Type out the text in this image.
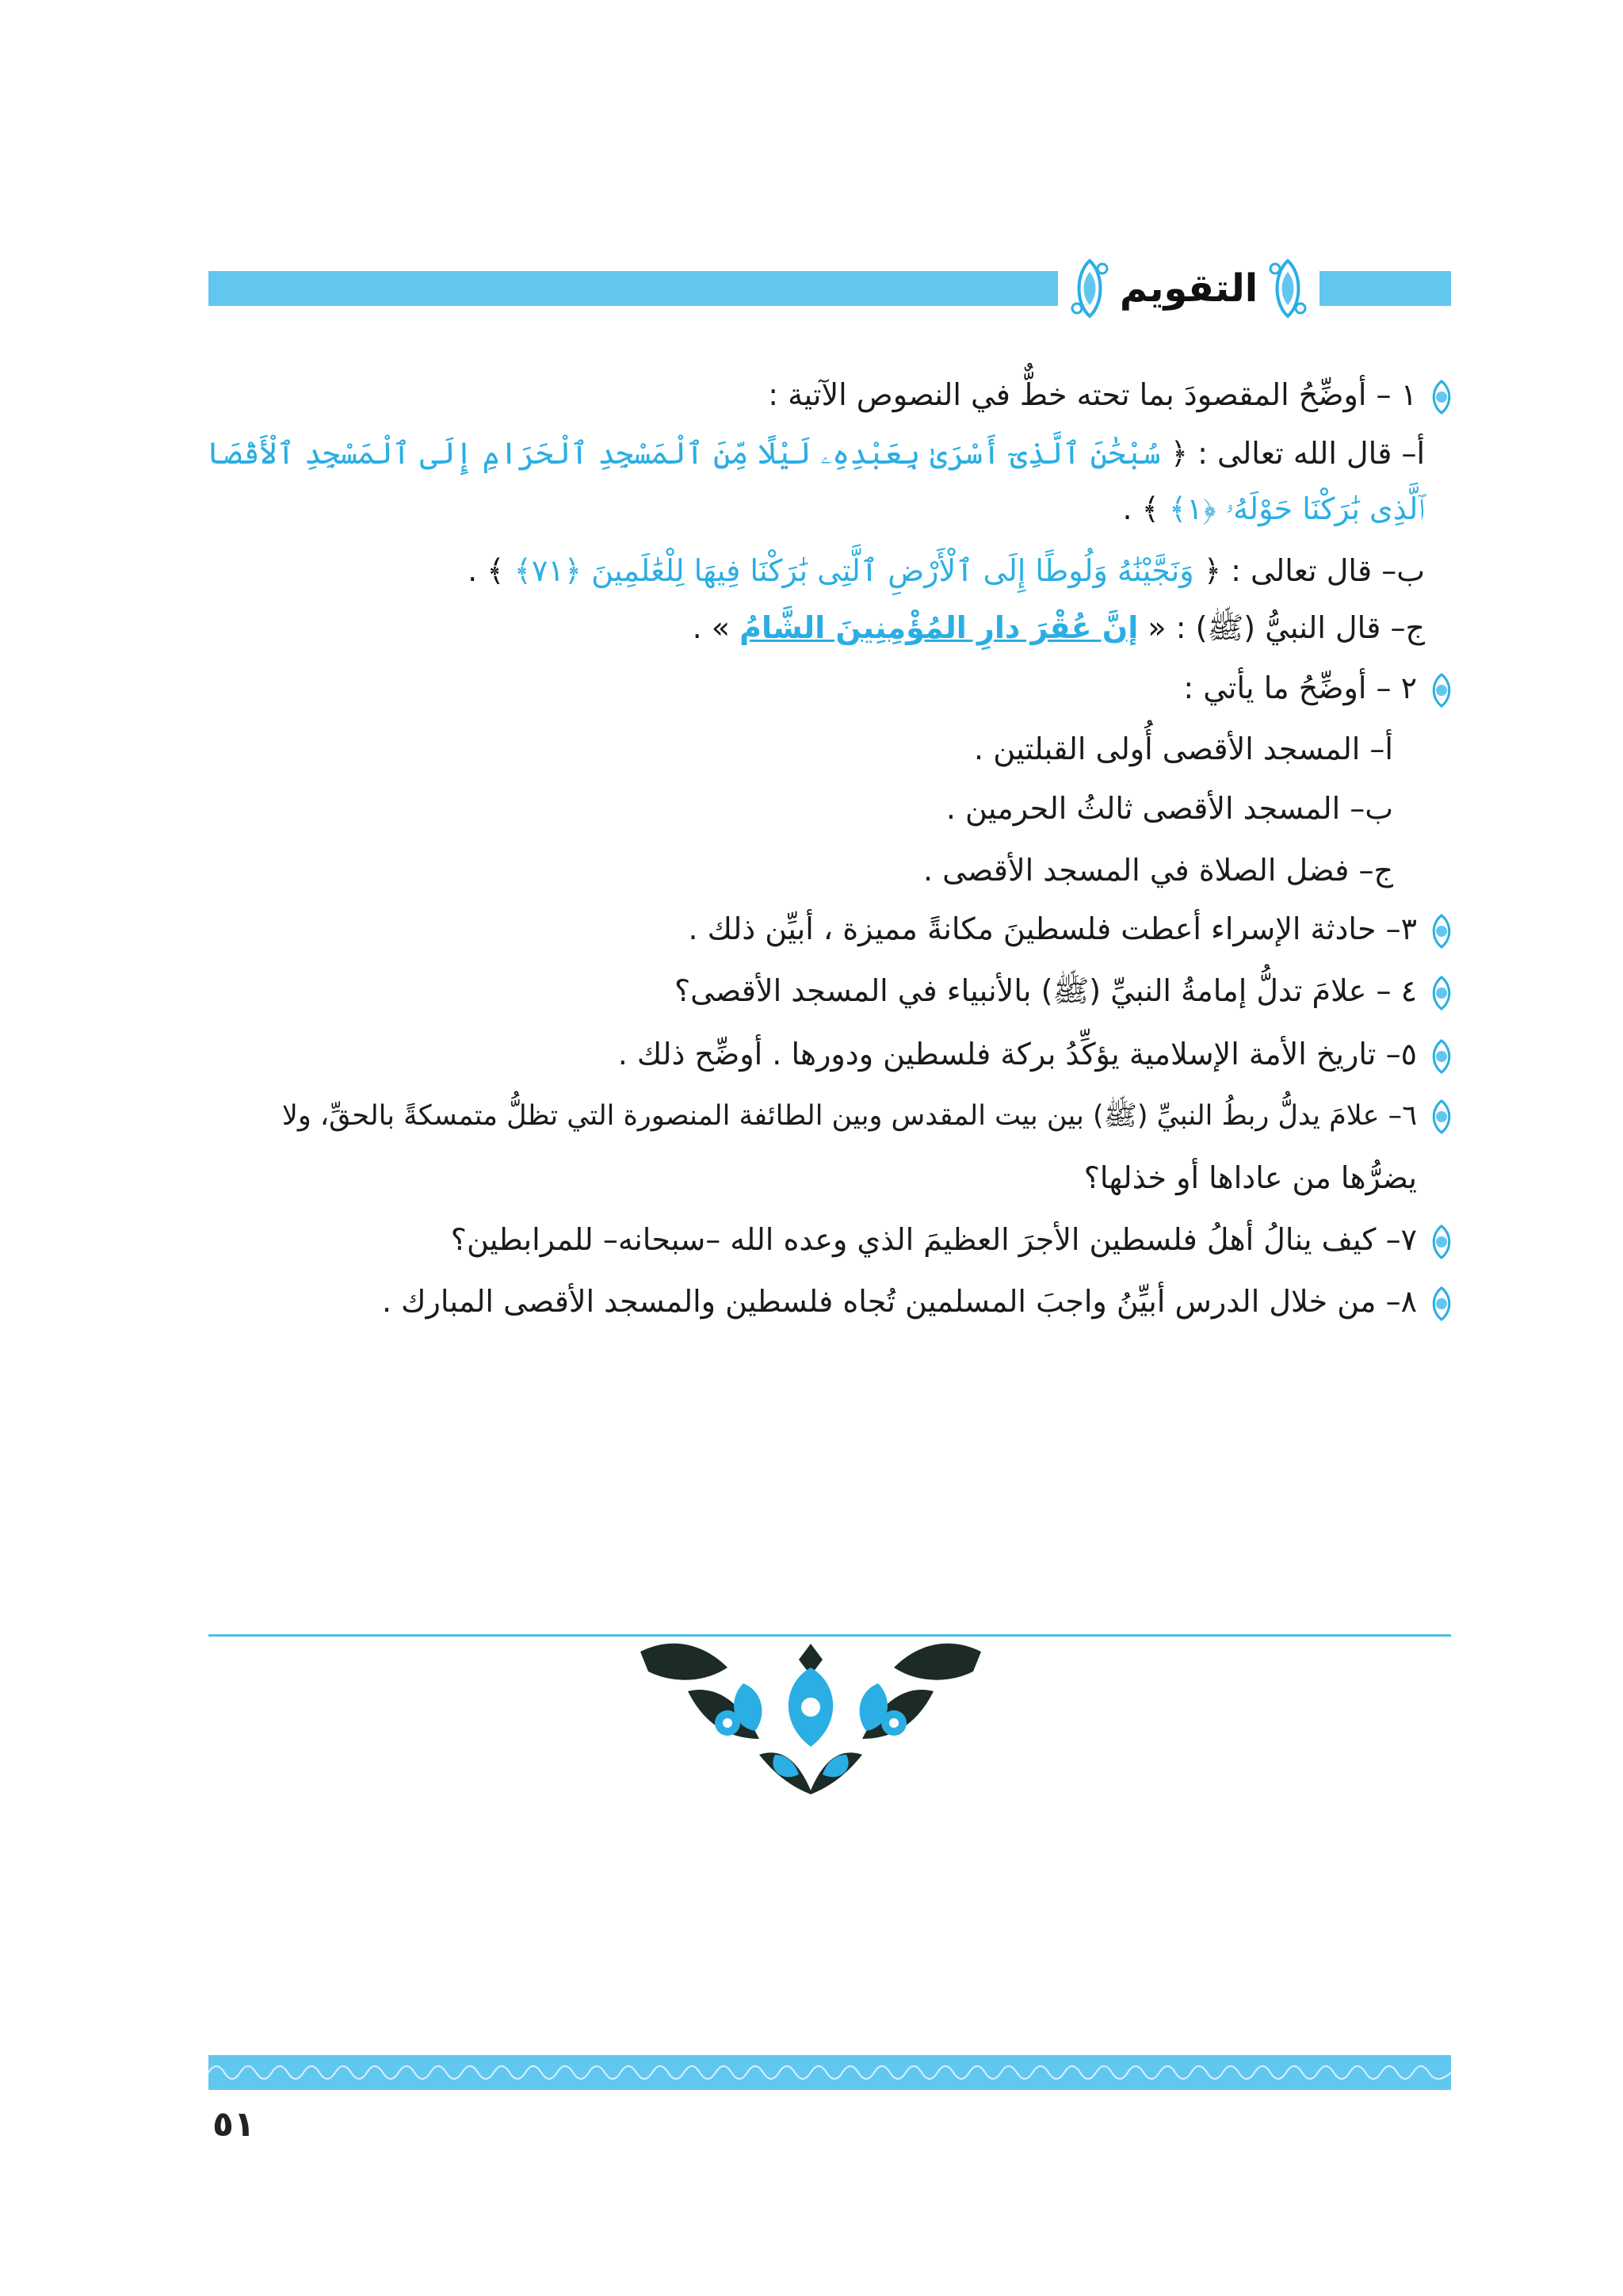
التقويم
١ – أوضِّحُ المقصودَ بما تحته خطٌّ في النصوص الآتية :
أ– قال الله تعالى : ﴿ سُبْحَٰنَ ٱلَّذِىٓ أَسْرَىٰ بِعَبْدِهِۦ لَيْلًا مِّنَ ٱلْمَسْجِدِ ٱلْحَرَامِ إِلَى ٱلْمَسْجِدِ ٱلْأَقْصَا
ٱلَّذِى بَٰرَكْنَا حَوْلَهُۥ ﴿١﴾ ﴾ .
ب– قال تعالى : ﴿ وَنَجَّيْنَٰهُ وَلُوطًا إِلَى ٱلْأَرْضِ ٱلَّتِى بَٰرَكْنَا فِيهَا لِلْعَٰلَمِينَ ﴿٧١﴾ ﴾ .
ج– قال النبيُّ (ﷺ) : « إنَّ عُقْرَ دارِ المُؤْمِنِينَ الشَّامُ » .
٢ – أوضِّحُ ما يأتي :
أ– المسجد الأقصى أُولى القبلتين .
ب– المسجد الأقصى ثالثُ الحرمين .
ج– فضل الصلاة في المسجد الأقصى .
٣– حادثة الإسراء أعطت فلسطينَ مكانةً مميزة ، أبيِّن ذلك .
٤ – علامَ تدلُّ إمامةُ النبيِّ (ﷺ) بالأنبياء في المسجد الأقصى؟
٥– تاريخ الأمة الإسلامية يؤكِّدُ بركة فلسطين ودورها . أوضِّح ذلك .
٦– علامَ يدلُّ ربطُ النبيِّ (ﷺ) بين بيت المقدس وبين الطائفة المنصورة التي تظلُّ متمسكةً بالحقِّ، ولا
يضرُّها من عاداها أو خذلها؟
٧– كيف ينالُ أهلُ فلسطين الأجرَ العظيمَ الذي وعده الله –سبحانه– للمرابطين؟
٨– من خلال الدرس أبيِّنُ واجبَ المسلمين تُجاه فلسطين والمسجد الأقصى المبارك .
٥١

###

Pictures stay out; reproduce every line of the records exactly.

- [Final answer]
Type out the text in this image.
التقويم
١ – أوضِّحُ المقصودَ بما تحته خطٌّ في النصوص الآتية :
أ– قال الله تعالى : ﴿ سُبْحَٰنَ ٱلَّذِىٓ أَسْرَىٰ بِعَبْدِهِۦ لَيْلًا مِّنَ ٱلْمَسْجِدِ ٱلْحَرَامِ إِلَى ٱلْمَسْجِدِ ٱلْأَقْصَا
ٱلَّذِى بَٰرَكْنَا حَوْلَهُۥ ﴿١﴾ ﴾ .
ب– قال تعالى : ﴿ وَنَجَّيْنَٰهُ وَلُوطًا إِلَى ٱلْأَرْضِ ٱلَّتِى بَٰرَكْنَا فِيهَا لِلْعَٰلَمِينَ ﴿٧١﴾ ﴾ .
ج– قال النبيُّ (ﷺ) : « إنَّ عُقْرَ دارِ المُؤْمِنِينَ الشَّامُ » .
٢ – أوضِّحُ ما يأتي :
أ– المسجد الأقصى أُولى القبلتين .
ب– المسجد الأقصى ثالثُ الحرمين .
ج– فضل الصلاة في المسجد الأقصى .
٣– حادثة الإسراء أعطت فلسطينَ مكانةً مميزة ، أبيِّن ذلك .
٤ – علامَ تدلُّ إمامةُ النبيِّ (ﷺ) بالأنبياء في المسجد الأقصى؟
٥– تاريخ الأمة الإسلامية يؤكِّدُ بركة فلسطين ودورها . أوضِّح ذلك .
٦– علامَ يدلُّ ربطُ النبيِّ (ﷺ) بين بيت المقدس وبين الطائفة المنصورة التي تظلُّ متمسكةً بالحقِّ، ولا
يضرُّها من عاداها أو خذلها؟
٧– كيف ينالُ أهلُ فلسطين الأجرَ العظيمَ الذي وعده الله –سبحانه– للمرابطين؟
٨– من خلال الدرس أبيِّنُ واجبَ المسلمين تُجاه فلسطين والمسجد الأقصى المبارك .
٥١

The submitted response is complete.